TASK REQUIREMENTS:
Scan the records below. List lines holding "Ceredigion".

DATASET:
>> BEGIN
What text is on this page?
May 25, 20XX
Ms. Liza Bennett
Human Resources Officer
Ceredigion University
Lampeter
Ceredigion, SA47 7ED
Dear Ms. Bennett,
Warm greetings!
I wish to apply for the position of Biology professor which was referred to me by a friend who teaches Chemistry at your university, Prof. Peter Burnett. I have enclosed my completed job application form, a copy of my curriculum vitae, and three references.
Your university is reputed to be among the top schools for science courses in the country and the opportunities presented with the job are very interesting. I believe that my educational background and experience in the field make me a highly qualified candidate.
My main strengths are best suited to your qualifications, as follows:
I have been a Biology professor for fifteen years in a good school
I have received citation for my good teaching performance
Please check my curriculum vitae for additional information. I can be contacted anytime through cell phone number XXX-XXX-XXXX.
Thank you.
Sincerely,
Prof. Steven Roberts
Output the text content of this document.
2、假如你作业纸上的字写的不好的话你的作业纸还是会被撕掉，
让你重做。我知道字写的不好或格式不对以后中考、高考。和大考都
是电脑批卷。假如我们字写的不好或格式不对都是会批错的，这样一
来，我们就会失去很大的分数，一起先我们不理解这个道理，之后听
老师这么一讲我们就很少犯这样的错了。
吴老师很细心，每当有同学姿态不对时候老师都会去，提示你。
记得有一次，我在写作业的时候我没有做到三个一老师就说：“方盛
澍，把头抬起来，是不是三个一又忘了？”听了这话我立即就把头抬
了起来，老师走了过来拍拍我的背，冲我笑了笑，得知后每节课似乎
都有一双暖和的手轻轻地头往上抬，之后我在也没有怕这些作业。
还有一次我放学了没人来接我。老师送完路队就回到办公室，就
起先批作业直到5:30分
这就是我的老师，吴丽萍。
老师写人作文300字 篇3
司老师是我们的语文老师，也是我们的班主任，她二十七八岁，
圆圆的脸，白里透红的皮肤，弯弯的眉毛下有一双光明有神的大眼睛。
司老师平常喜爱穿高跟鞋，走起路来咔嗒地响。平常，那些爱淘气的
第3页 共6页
>> END
THE SOLUTION:
Ceredigion University
Ceredigion, SA47 7ED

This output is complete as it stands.